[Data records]
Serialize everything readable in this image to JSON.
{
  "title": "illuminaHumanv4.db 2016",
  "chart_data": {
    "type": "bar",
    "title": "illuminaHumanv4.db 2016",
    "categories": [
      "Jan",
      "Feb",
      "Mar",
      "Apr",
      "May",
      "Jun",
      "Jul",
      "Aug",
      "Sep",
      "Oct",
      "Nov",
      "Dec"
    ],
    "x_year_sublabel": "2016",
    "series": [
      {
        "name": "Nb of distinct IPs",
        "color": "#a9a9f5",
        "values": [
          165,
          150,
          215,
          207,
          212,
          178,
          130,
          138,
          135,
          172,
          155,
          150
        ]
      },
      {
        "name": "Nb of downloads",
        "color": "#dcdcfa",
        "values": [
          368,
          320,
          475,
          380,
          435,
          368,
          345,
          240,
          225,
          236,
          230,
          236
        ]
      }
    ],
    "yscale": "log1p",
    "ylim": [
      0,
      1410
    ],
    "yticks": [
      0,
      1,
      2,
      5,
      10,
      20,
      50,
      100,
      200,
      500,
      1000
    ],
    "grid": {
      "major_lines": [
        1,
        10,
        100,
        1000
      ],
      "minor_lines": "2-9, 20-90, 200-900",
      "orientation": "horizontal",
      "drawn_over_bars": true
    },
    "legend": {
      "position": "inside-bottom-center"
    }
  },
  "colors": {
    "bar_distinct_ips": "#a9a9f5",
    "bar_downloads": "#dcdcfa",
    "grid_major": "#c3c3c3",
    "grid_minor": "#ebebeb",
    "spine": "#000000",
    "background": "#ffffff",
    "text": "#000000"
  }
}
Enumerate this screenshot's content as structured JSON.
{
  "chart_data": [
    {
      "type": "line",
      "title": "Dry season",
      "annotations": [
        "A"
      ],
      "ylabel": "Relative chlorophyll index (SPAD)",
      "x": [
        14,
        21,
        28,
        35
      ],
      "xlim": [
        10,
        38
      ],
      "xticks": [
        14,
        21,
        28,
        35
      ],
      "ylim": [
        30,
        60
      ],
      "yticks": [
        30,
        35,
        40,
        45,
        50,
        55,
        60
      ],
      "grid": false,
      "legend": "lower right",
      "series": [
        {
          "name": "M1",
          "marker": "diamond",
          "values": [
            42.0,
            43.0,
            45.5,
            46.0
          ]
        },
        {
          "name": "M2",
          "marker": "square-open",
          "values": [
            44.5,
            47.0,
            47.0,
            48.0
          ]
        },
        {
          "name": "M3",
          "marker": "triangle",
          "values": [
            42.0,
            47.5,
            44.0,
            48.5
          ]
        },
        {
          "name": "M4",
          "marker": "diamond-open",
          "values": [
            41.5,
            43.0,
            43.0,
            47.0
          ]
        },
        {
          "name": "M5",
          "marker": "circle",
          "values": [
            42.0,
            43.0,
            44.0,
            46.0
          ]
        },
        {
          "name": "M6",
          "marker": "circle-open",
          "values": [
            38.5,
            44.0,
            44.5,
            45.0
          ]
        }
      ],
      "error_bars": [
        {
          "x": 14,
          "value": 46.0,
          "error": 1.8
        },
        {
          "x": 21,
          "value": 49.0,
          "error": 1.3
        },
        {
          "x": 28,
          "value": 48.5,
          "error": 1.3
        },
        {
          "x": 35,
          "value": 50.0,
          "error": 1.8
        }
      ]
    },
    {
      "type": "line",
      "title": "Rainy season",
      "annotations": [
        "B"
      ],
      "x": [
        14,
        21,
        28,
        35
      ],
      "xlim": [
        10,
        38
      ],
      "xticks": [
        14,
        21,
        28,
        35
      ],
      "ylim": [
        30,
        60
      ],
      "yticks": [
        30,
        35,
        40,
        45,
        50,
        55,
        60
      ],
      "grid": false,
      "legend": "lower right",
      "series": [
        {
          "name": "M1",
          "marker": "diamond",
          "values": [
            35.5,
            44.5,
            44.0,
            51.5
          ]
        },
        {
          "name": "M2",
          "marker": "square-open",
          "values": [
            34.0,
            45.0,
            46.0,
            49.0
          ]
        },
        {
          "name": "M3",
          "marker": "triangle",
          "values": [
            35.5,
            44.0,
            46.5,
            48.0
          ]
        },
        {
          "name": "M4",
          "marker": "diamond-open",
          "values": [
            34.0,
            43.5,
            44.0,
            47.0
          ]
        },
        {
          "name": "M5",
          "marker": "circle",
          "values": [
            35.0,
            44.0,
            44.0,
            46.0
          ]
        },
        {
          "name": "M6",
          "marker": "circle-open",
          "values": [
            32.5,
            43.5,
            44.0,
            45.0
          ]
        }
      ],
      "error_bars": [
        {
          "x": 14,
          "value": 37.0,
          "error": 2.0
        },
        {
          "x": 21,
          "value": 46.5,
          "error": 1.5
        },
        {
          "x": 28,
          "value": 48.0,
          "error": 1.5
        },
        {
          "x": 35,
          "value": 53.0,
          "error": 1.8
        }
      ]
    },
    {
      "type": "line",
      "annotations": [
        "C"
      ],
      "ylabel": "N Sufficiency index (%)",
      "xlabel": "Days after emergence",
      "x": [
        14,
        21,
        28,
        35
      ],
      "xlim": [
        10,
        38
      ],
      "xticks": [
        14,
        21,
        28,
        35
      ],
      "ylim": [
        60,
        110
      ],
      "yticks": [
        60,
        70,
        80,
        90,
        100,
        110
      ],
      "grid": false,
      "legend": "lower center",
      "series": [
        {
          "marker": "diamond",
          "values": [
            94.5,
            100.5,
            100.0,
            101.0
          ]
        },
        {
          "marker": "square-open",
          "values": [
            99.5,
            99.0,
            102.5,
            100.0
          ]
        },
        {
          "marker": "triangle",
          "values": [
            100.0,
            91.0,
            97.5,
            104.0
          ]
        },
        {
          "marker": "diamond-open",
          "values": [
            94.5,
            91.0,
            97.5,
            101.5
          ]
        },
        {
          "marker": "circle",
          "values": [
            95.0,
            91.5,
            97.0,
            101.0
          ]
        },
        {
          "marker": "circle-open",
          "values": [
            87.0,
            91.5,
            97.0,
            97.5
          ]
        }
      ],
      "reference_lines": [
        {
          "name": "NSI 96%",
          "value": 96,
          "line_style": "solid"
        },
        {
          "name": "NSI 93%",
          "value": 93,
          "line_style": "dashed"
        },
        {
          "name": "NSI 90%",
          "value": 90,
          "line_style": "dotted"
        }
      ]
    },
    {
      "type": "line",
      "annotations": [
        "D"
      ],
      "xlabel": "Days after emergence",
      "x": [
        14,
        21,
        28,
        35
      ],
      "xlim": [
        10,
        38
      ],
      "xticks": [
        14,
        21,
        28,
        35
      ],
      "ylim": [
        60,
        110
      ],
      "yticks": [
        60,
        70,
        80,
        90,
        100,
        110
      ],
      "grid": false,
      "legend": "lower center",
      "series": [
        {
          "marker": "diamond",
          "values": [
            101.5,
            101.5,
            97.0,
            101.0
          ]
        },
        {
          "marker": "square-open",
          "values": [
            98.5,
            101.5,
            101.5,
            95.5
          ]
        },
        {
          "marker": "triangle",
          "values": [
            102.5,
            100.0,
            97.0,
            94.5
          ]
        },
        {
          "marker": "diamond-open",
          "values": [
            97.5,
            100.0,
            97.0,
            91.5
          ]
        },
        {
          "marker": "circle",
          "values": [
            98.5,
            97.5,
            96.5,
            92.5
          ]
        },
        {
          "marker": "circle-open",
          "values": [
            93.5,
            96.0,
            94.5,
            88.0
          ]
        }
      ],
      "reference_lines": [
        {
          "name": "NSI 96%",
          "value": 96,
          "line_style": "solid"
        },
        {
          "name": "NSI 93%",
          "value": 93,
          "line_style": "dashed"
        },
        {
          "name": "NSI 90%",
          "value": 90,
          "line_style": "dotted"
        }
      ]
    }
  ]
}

What the task requires
Repeat every entry exactly as written above.

Answer for this exercise
Serialize everything readable in this image to JSON.
{
  "title": "illuminaHumanv4.db 2016",
  "chart_data": {
    "type": "bar",
    "title": "illuminaHumanv4.db 2016",
    "categories": [
      "Jan",
      "Feb",
      "Mar",
      "Apr",
      "May",
      "Jun",
      "Jul",
      "Aug",
      "Sep",
      "Oct",
      "Nov",
      "Dec"
    ],
    "x_year_sublabel": "2016",
    "series": [
      {
        "name": "Nb of distinct IPs",
        "color": "#a9a9f5",
        "values": [
          165,
          150,
          215,
          207,
          212,
          178,
          130,
          138,
          135,
          172,
          155,
          150
        ]
      },
      {
        "name": "Nb of downloads",
        "color": "#dcdcfa",
        "values": [
          368,
          320,
          475,
          380,
          435,
          368,
          345,
          240,
          225,
          236,
          230,
          236
        ]
      }
    ],
    "yscale": "log1p",
    "ylim": [
      0,
      1410
    ],
    "yticks": [
      0,
      1,
      2,
      5,
      10,
      20,
      50,
      100,
      200,
      500,
      1000
    ],
    "grid": {
      "major_lines": [
        1,
        10,
        100,
        1000
      ],
      "minor_lines": "2-9, 20-90, 200-900",
      "orientation": "horizontal",
      "drawn_over_bars": true
    },
    "legend": {
      "position": "inside-bottom-center"
    }
  },
  "colors": {
    "bar_distinct_ips": "#a9a9f5",
    "bar_downloads": "#dcdcfa",
    "grid_major": "#c3c3c3",
    "grid_minor": "#ebebeb",
    "spine": "#000000",
    "background": "#ffffff",
    "text": "#000000"
  }
}
Enumerate this screenshot's content as structured JSON.
{
  "chart_data": [
    {
      "type": "line",
      "title": "Dry season",
      "annotations": [
        "A"
      ],
      "ylabel": "Relative chlorophyll index (SPAD)",
      "x": [
        14,
        21,
        28,
        35
      ],
      "xlim": [
        10,
        38
      ],
      "xticks": [
        14,
        21,
        28,
        35
      ],
      "ylim": [
        30,
        60
      ],
      "yticks": [
        30,
        35,
        40,
        45,
        50,
        55,
        60
      ],
      "grid": false,
      "legend": "lower right",
      "series": [
        {
          "name": "M1",
          "marker": "diamond",
          "values": [
            42.0,
            43.0,
            45.5,
            46.0
          ]
        },
        {
          "name": "M2",
          "marker": "square-open",
          "values": [
            44.5,
            47.0,
            47.0,
            48.0
          ]
        },
        {
          "name": "M3",
          "marker": "triangle",
          "values": [
            42.0,
            47.5,
            44.0,
            48.5
          ]
        },
        {
          "name": "M4",
          "marker": "diamond-open",
          "values": [
            41.5,
            43.0,
            43.0,
            47.0
          ]
        },
        {
          "name": "M5",
          "marker": "circle",
          "values": [
            42.0,
            43.0,
            44.0,
            46.0
          ]
        },
        {
          "name": "M6",
          "marker": "circle-open",
          "values": [
            38.5,
            44.0,
            44.5,
            45.0
          ]
        }
      ],
      "error_bars": [
        {
          "x": 14,
          "value": 46.0,
          "error": 1.8
        },
        {
          "x": 21,
          "value": 49.0,
          "error": 1.3
        },
        {
          "x": 28,
          "value": 48.5,
          "error": 1.3
        },
        {
          "x": 35,
          "value": 50.0,
          "error": 1.8
        }
      ]
    },
    {
      "type": "line",
      "title": "Rainy season",
      "annotations": [
        "B"
      ],
      "x": [
        14,
        21,
        28,
        35
      ],
      "xlim": [
        10,
        38
      ],
      "xticks": [
        14,
        21,
        28,
        35
      ],
      "ylim": [
        30,
        60
      ],
      "yticks": [
        30,
        35,
        40,
        45,
        50,
        55,
        60
      ],
      "grid": false,
      "legend": "lower right",
      "series": [
        {
          "name": "M1",
          "marker": "diamond",
          "values": [
            35.5,
            44.5,
            44.0,
            51.5
          ]
        },
        {
          "name": "M2",
          "marker": "square-open",
          "values": [
            34.0,
            45.0,
            46.0,
            49.0
          ]
        },
        {
          "name": "M3",
          "marker": "triangle",
          "values": [
            35.5,
            44.0,
            46.5,
            48.0
          ]
        },
        {
          "name": "M4",
          "marker": "diamond-open",
          "values": [
            34.0,
            43.5,
            44.0,
            47.0
          ]
        },
        {
          "name": "M5",
          "marker": "circle",
          "values": [
            35.0,
            44.0,
            44.0,
            46.0
          ]
        },
        {
          "name": "M6",
          "marker": "circle-open",
          "values": [
            32.5,
            43.5,
            44.0,
            45.0
          ]
        }
      ],
      "error_bars": [
        {
          "x": 14,
          "value": 37.0,
          "error": 2.0
        },
        {
          "x": 21,
          "value": 46.5,
          "error": 1.5
        },
        {
          "x": 28,
          "value": 48.0,
          "error": 1.5
        },
        {
          "x": 35,
          "value": 53.0,
          "error": 1.8
        }
      ]
    },
    {
      "type": "line",
      "annotations": [
        "C"
      ],
      "ylabel": "N Sufficiency index (%)",
      "xlabel": "Days after emergence",
      "x": [
        14,
        21,
        28,
        35
      ],
      "xlim": [
        10,
        38
      ],
      "xticks": [
        14,
        21,
        28,
        35
      ],
      "ylim": [
        60,
        110
      ],
      "yticks": [
        60,
        70,
        80,
        90,
        100,
        110
      ],
      "grid": false,
      "legend": "lower center",
      "series": [
        {
          "marker": "diamond",
          "values": [
            94.5,
            100.5,
            100.0,
            101.0
          ]
        },
        {
          "marker": "square-open",
          "values": [
            99.5,
            99.0,
            102.5,
            100.0
          ]
        },
        {
          "marker": "triangle",
          "values": [
            100.0,
            91.0,
            97.5,
            104.0
          ]
        },
        {
          "marker": "diamond-open",
          "values": [
            94.5,
            91.0,
            97.5,
            101.5
          ]
        },
        {
          "marker": "circle",
          "values": [
            95.0,
            91.5,
            97.0,
            101.0
          ]
        },
        {
          "marker": "circle-open",
          "values": [
            87.0,
            91.5,
            97.0,
            97.5
          ]
        }
      ],
      "reference_lines": [
        {
          "name": "NSI 96%",
          "value": 96,
          "line_style": "solid"
        },
        {
          "name": "NSI 93%",
          "value": 93,
          "line_style": "dashed"
        },
        {
          "name": "NSI 90%",
          "value": 90,
          "line_style": "dotted"
        }
      ]
    },
    {
      "type": "line",
      "annotations": [
        "D"
      ],
      "xlabel": "Days after emergence",
      "x": [
        14,
        21,
        28,
        35
      ],
      "xlim": [
        10,
        38
      ],
      "xticks": [
        14,
        21,
        28,
        35
      ],
      "ylim": [
        60,
        110
      ],
      "yticks": [
        60,
        70,
        80,
        90,
        100,
        110
      ],
      "grid": false,
      "legend": "lower center",
      "series": [
        {
          "marker": "diamond",
          "values": [
            101.5,
            101.5,
            97.0,
            101.0
          ]
        },
        {
          "marker": "square-open",
          "values": [
            98.5,
            101.5,
            101.5,
            95.5
          ]
        },
        {
          "marker": "triangle",
          "values": [
            102.5,
            100.0,
            97.0,
            94.5
          ]
        },
        {
          "marker": "diamond-open",
          "values": [
            97.5,
            100.0,
            97.0,
            91.5
          ]
        },
        {
          "marker": "circle",
          "values": [
            98.5,
            97.5,
            96.5,
            92.5
          ]
        },
        {
          "marker": "circle-open",
          "values": [
            93.5,
            96.0,
            94.5,
            88.0
          ]
        }
      ],
      "reference_lines": [
        {
          "name": "NSI 96%",
          "value": 96,
          "line_style": "solid"
        },
        {
          "name": "NSI 93%",
          "value": 93,
          "line_style": "dashed"
        },
        {
          "name": "NSI 90%",
          "value": 90,
          "line_style": "dotted"
        }
      ]
    }
  ]
}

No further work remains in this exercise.